### Task goal
Using the material below, copy every line where "stock" appears.

### Task data
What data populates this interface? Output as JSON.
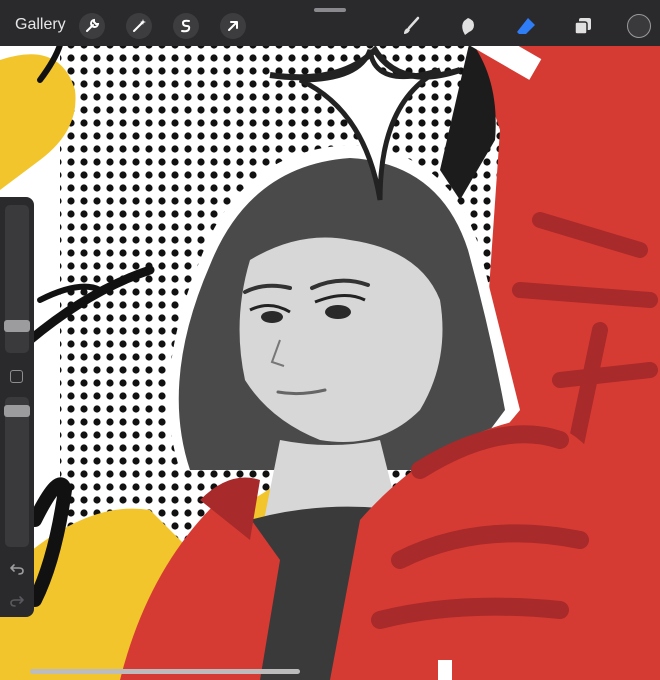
{
  "toolbar": {
    "gallery_label": "Gallery",
    "left_tools": [
      "wrench-icon",
      "magic-wand-icon",
      "selection-icon",
      "transform-arrow-icon"
    ],
    "right_tools": [
      "brush-icon",
      "smudge-icon",
      "eraser-icon",
      "layers-icon"
    ],
    "active_tool": "eraser-icon",
    "accent_color": "#2f7df6",
    "current_color": "#3a3a3c"
  },
  "sidebar": {
    "brush_size_level": 0.14,
    "opacity_level": 0.96,
    "icons": [
      "modify-square-icon",
      "undo-icon",
      "redo-icon"
    ]
  },
  "artwork": {
    "colors": {
      "red": "#d63b33",
      "dark_red": "#a82a2a",
      "yellow": "#f2c52c",
      "gray": "#4a4a4a",
      "skin": "#d7d7d7"
    }
  }
}
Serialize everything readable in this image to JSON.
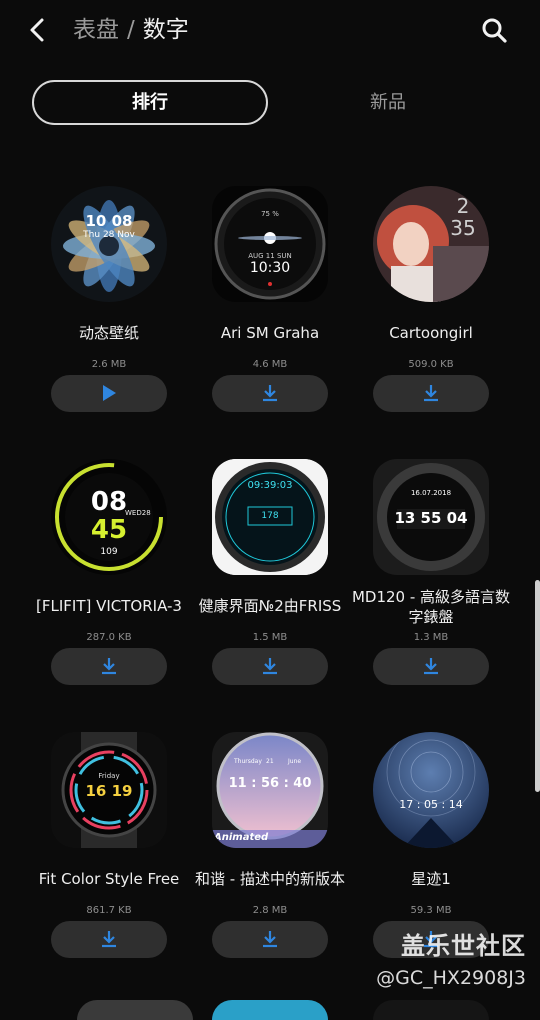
{
  "header": {
    "crumb": "表盘",
    "separator": "/",
    "current": "数字"
  },
  "tabs": [
    {
      "label": "排行",
      "active": true
    },
    {
      "label": "新品",
      "active": false
    }
  ],
  "cards": [
    {
      "name": "动态壁纸",
      "size": "2.6 MB",
      "action": "play",
      "face_text": [
        "10 08",
        "Thu 28 Nov"
      ]
    },
    {
      "name": "Ari SM Graha",
      "size": "4.6 MB",
      "action": "download",
      "face_text": [
        "75 %",
        "AUG 11 SUN",
        "10:30"
      ]
    },
    {
      "name": "Cartoongirl",
      "size": "509.0 KB",
      "action": "download",
      "face_text": [
        "2",
        "35"
      ]
    },
    {
      "name": "[FLIFIT] VICTORIA-3",
      "size": "287.0 KB",
      "action": "download",
      "face_text": [
        "08",
        "45",
        "WED28",
        "109"
      ]
    },
    {
      "name": "健康界面№2由FRISS",
      "size": "1.5 MB",
      "action": "download",
      "face_text": [
        "09:39:03",
        "178"
      ]
    },
    {
      "name": "MD120 - 高級多語言数字錶盤",
      "size": "1.3 MB",
      "action": "download",
      "face_text": [
        "16.07.2018",
        "13 55 04"
      ]
    },
    {
      "name": "Fit Color Style Free",
      "size": "861.7 KB",
      "action": "download",
      "face_text": [
        "Friday",
        "16 19"
      ]
    },
    {
      "name": "和谐 - 描述中的新版本",
      "size": "2.8 MB",
      "action": "download",
      "face_text": [
        "Thursday",
        "21",
        "June",
        "11 : 56 : 40",
        "Animated"
      ]
    },
    {
      "name": "星迹1",
      "size": "59.3 MB",
      "action": "download",
      "face_text": [
        "17 : 05 : 14"
      ]
    }
  ],
  "watermark": {
    "line1": "盖乐世社区",
    "line2": "@GC_HX2908J3"
  },
  "colors": {
    "background": "#0b0b0b",
    "accent": "#2f86e0",
    "button_bg": "#2f2f2f"
  }
}
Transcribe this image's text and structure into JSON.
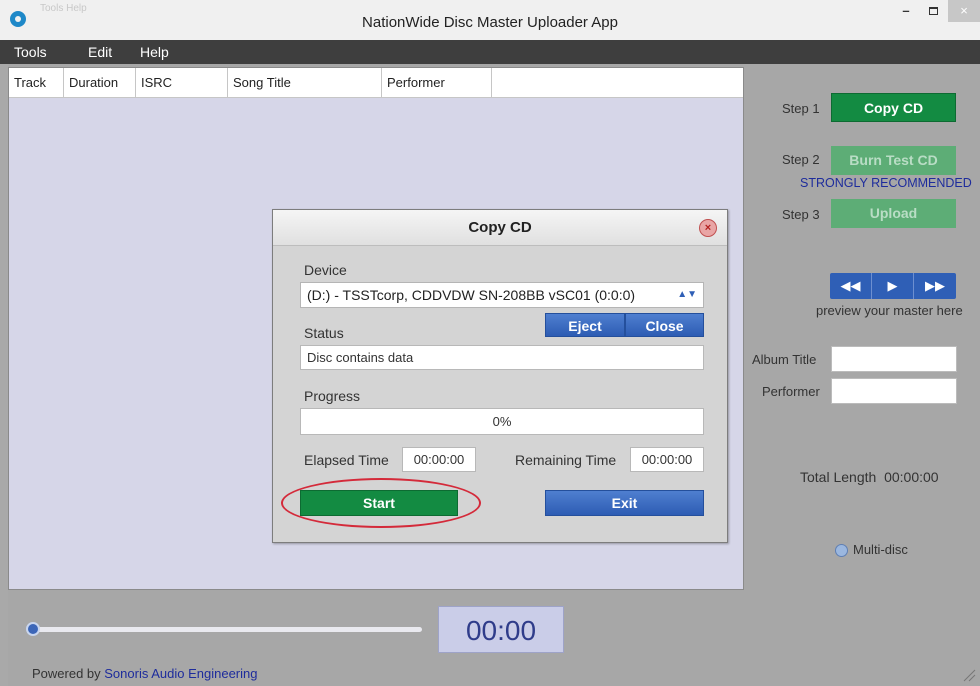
{
  "window": {
    "faint_title": "Tools  Help",
    "title": "NationWide Disc Master Uploader App",
    "minimize": "–",
    "close": "×"
  },
  "menu": [
    "Tools",
    "Edit",
    "Help"
  ],
  "tracklist": {
    "columns": [
      "Track",
      "Duration",
      "ISRC",
      "Song Title",
      "Performer"
    ]
  },
  "steps": [
    {
      "label": "Step 1",
      "button": "Copy CD",
      "state": "active"
    },
    {
      "label": "Step 2",
      "button": "Burn Test CD",
      "state": "disabled"
    },
    {
      "label": "Step 3",
      "button": "Upload",
      "state": "disabled"
    }
  ],
  "recommend_text": "STRONGLY RECOMMENDED",
  "transport": {
    "rewind": "◀◀",
    "play": "▶",
    "forward": "▶▶"
  },
  "preview_text": "preview your master here",
  "album_title_label": "Album Title",
  "performer_label": "Performer",
  "total_length_label": "Total Length",
  "total_length_value": "00:00:00",
  "multidisc_label": "Multi-disc",
  "time_display": "00:00",
  "powered": {
    "prefix": "Powered by ",
    "link": "Sonoris Audio Engineering"
  },
  "dialog": {
    "title": "Copy CD",
    "close_icon": "×",
    "device_label": "Device",
    "device_value": "(D:) - TSSTcorp, CDDVDW SN-208BB  vSC01 (0:0:0)",
    "device_arrows": "▲▼",
    "eject": "Eject",
    "close": "Close",
    "status_label": "Status",
    "status_value": "Disc contains data",
    "progress_label": "Progress",
    "progress_value": "0%",
    "elapsed_label": "Elapsed Time",
    "elapsed_value": "00:00:00",
    "remaining_label": "Remaining Time",
    "remaining_value": "00:00:00",
    "start": "Start",
    "exit": "Exit"
  },
  "colors": {
    "accent_green": "#138b42",
    "accent_blue": "#2f5fb6",
    "recommend_text": "#1e2c9c",
    "annotation_ring": "#d42a3a"
  }
}
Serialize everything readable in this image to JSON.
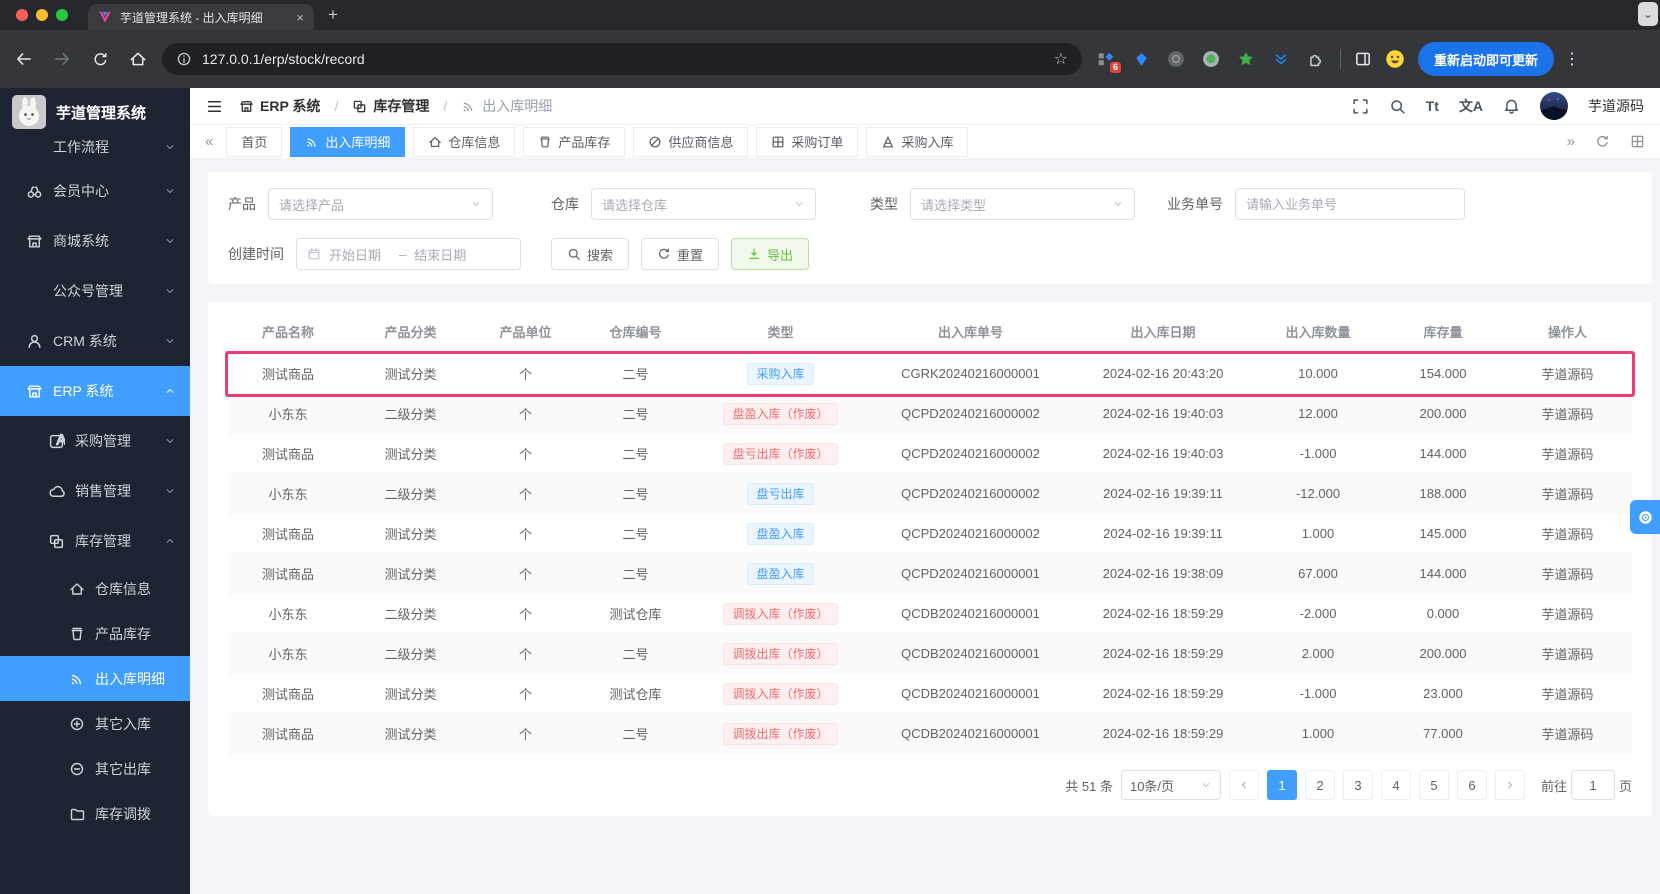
{
  "colors": {
    "accent": "#409eff",
    "highlight_box": "#ec3c78",
    "badge_blue": "#409eff",
    "badge_red": "#f56c6c",
    "update_button": "#1a73e8"
  },
  "glyphs": {
    "collapse_left": "«",
    "expand_right": "»",
    "more_vert": "⋮",
    "bookmark_star": "☆",
    "new_tab": "+",
    "close_tab": "×",
    "font_size": "Tt",
    "language": "文A",
    "scroll_chevron": "⌄"
  },
  "browser": {
    "tab_title": "芋道管理系统 - 出入库明细",
    "url": "127.0.0.1/erp/stock/record",
    "update_button_label": "重新启动即可更新",
    "extension_badge_count": "6"
  },
  "sidebar": {
    "app_title": "芋道管理系统",
    "items": [
      {
        "label": "工作流程"
      },
      {
        "label": "会员中心"
      },
      {
        "label": "商城系统"
      },
      {
        "label": "公众号管理"
      },
      {
        "label": "CRM 系统"
      },
      {
        "label": "ERP 系统"
      },
      {
        "label": "采购管理"
      },
      {
        "label": "销售管理"
      },
      {
        "label": "库存管理"
      },
      {
        "label": "仓库信息"
      },
      {
        "label": "产品库存"
      },
      {
        "label": "出入库明细"
      },
      {
        "label": "其它入库"
      },
      {
        "label": "其它出库"
      },
      {
        "label": "库存调拨"
      }
    ]
  },
  "header": {
    "breadcrumb": [
      {
        "label": "ERP 系统"
      },
      {
        "label": "库存管理"
      },
      {
        "label": "出入库明细"
      }
    ],
    "username": "芋道源码"
  },
  "tabbar": {
    "items": [
      {
        "label": "首页"
      },
      {
        "label": "出入库明细"
      },
      {
        "label": "仓库信息"
      },
      {
        "label": "产品库存"
      },
      {
        "label": "供应商信息"
      },
      {
        "label": "采购订单"
      },
      {
        "label": "采购入库"
      }
    ]
  },
  "filters": {
    "product_label": "产品",
    "product_placeholder": "请选择产品",
    "warehouse_label": "仓库",
    "warehouse_placeholder": "请选择仓库",
    "type_label": "类型",
    "type_placeholder": "请选择类型",
    "bizno_label": "业务单号",
    "bizno_placeholder": "请输入业务单号",
    "created_label": "创建时间",
    "date_start_placeholder": "开始日期",
    "date_separator": "–",
    "date_end_placeholder": "结束日期",
    "search_label": "搜索",
    "reset_label": "重置",
    "export_label": "导出"
  },
  "table": {
    "columns": [
      "产品名称",
      "产品分类",
      "产品单位",
      "仓库编号",
      "类型",
      "出入库单号",
      "出入库日期",
      "出入库数量",
      "库存量",
      "操作人"
    ],
    "rows": [
      {
        "product": "测试商品",
        "category": "测试分类",
        "unit": "个",
        "warehouse": "二号",
        "type": "采购入库",
        "type_style": "blue",
        "order_no": "CGRK20240216000001",
        "datetime": "2024-02-16 20:43:20",
        "quantity": "10.000",
        "stock": "154.000",
        "operator": "芋道源码",
        "row_cls": "highlighted"
      },
      {
        "product": "小东东",
        "category": "二级分类",
        "unit": "个",
        "warehouse": "二号",
        "type": "盘盈入库（作废）",
        "type_style": "red",
        "order_no": "QCPD20240216000002",
        "datetime": "2024-02-16 19:40:03",
        "quantity": "12.000",
        "stock": "200.000",
        "operator": "芋道源码",
        "row_cls": ""
      },
      {
        "product": "测试商品",
        "category": "测试分类",
        "unit": "个",
        "warehouse": "二号",
        "type": "盘亏出库（作废）",
        "type_style": "red",
        "order_no": "QCPD20240216000002",
        "datetime": "2024-02-16 19:40:03",
        "quantity": "-1.000",
        "stock": "144.000",
        "operator": "芋道源码",
        "row_cls": ""
      },
      {
        "product": "小东东",
        "category": "二级分类",
        "unit": "个",
        "warehouse": "二号",
        "type": "盘亏出库",
        "type_style": "blue",
        "order_no": "QCPD20240216000002",
        "datetime": "2024-02-16 19:39:11",
        "quantity": "-12.000",
        "stock": "188.000",
        "operator": "芋道源码",
        "row_cls": ""
      },
      {
        "product": "测试商品",
        "category": "测试分类",
        "unit": "个",
        "warehouse": "二号",
        "type": "盘盈入库",
        "type_style": "blue",
        "order_no": "QCPD20240216000002",
        "datetime": "2024-02-16 19:39:11",
        "quantity": "1.000",
        "stock": "145.000",
        "operator": "芋道源码",
        "row_cls": ""
      },
      {
        "product": "测试商品",
        "category": "测试分类",
        "unit": "个",
        "warehouse": "二号",
        "type": "盘盈入库",
        "type_style": "blue",
        "order_no": "QCPD20240216000001",
        "datetime": "2024-02-16 19:38:09",
        "quantity": "67.000",
        "stock": "144.000",
        "operator": "芋道源码",
        "row_cls": ""
      },
      {
        "product": "小东东",
        "category": "二级分类",
        "unit": "个",
        "warehouse": "测试仓库",
        "type": "调拨入库（作废）",
        "type_style": "red",
        "order_no": "QCDB20240216000001",
        "datetime": "2024-02-16 18:59:29",
        "quantity": "-2.000",
        "stock": "0.000",
        "operator": "芋道源码",
        "row_cls": ""
      },
      {
        "product": "小东东",
        "category": "二级分类",
        "unit": "个",
        "warehouse": "二号",
        "type": "调拨出库（作废）",
        "type_style": "red",
        "order_no": "QCDB20240216000001",
        "datetime": "2024-02-16 18:59:29",
        "quantity": "2.000",
        "stock": "200.000",
        "operator": "芋道源码",
        "row_cls": ""
      },
      {
        "product": "测试商品",
        "category": "测试分类",
        "unit": "个",
        "warehouse": "测试仓库",
        "type": "调拨入库（作废）",
        "type_style": "red",
        "order_no": "QCDB20240216000001",
        "datetime": "2024-02-16 18:59:29",
        "quantity": "-1.000",
        "stock": "23.000",
        "operator": "芋道源码",
        "row_cls": ""
      },
      {
        "product": "测试商品",
        "category": "测试分类",
        "unit": "个",
        "warehouse": "二号",
        "type": "调拨出库（作废）",
        "type_style": "red",
        "order_no": "QCDB20240216000001",
        "datetime": "2024-02-16 18:59:29",
        "quantity": "1.000",
        "stock": "77.000",
        "operator": "芋道源码",
        "row_cls": ""
      }
    ]
  },
  "pagination": {
    "total_label": "共 51 条",
    "page_size": "10条/页",
    "pages": [
      "1",
      "2",
      "3",
      "4",
      "5",
      "6"
    ],
    "goto_label": "前往",
    "goto_value": "1",
    "page_suffix": "页"
  }
}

### Solution
    "url": "127.0.0.1/erp/stock/record",
        "stock": "154.000",
        "stock": "200.000",
        "stock": "144.000",
        "stock": "188.000",
        "stock": "145.000",
        "stock": "144.000",
        "stock": "0.000",
        "stock": "200.000",
        "stock": "23.000",
        "stock": "77.000",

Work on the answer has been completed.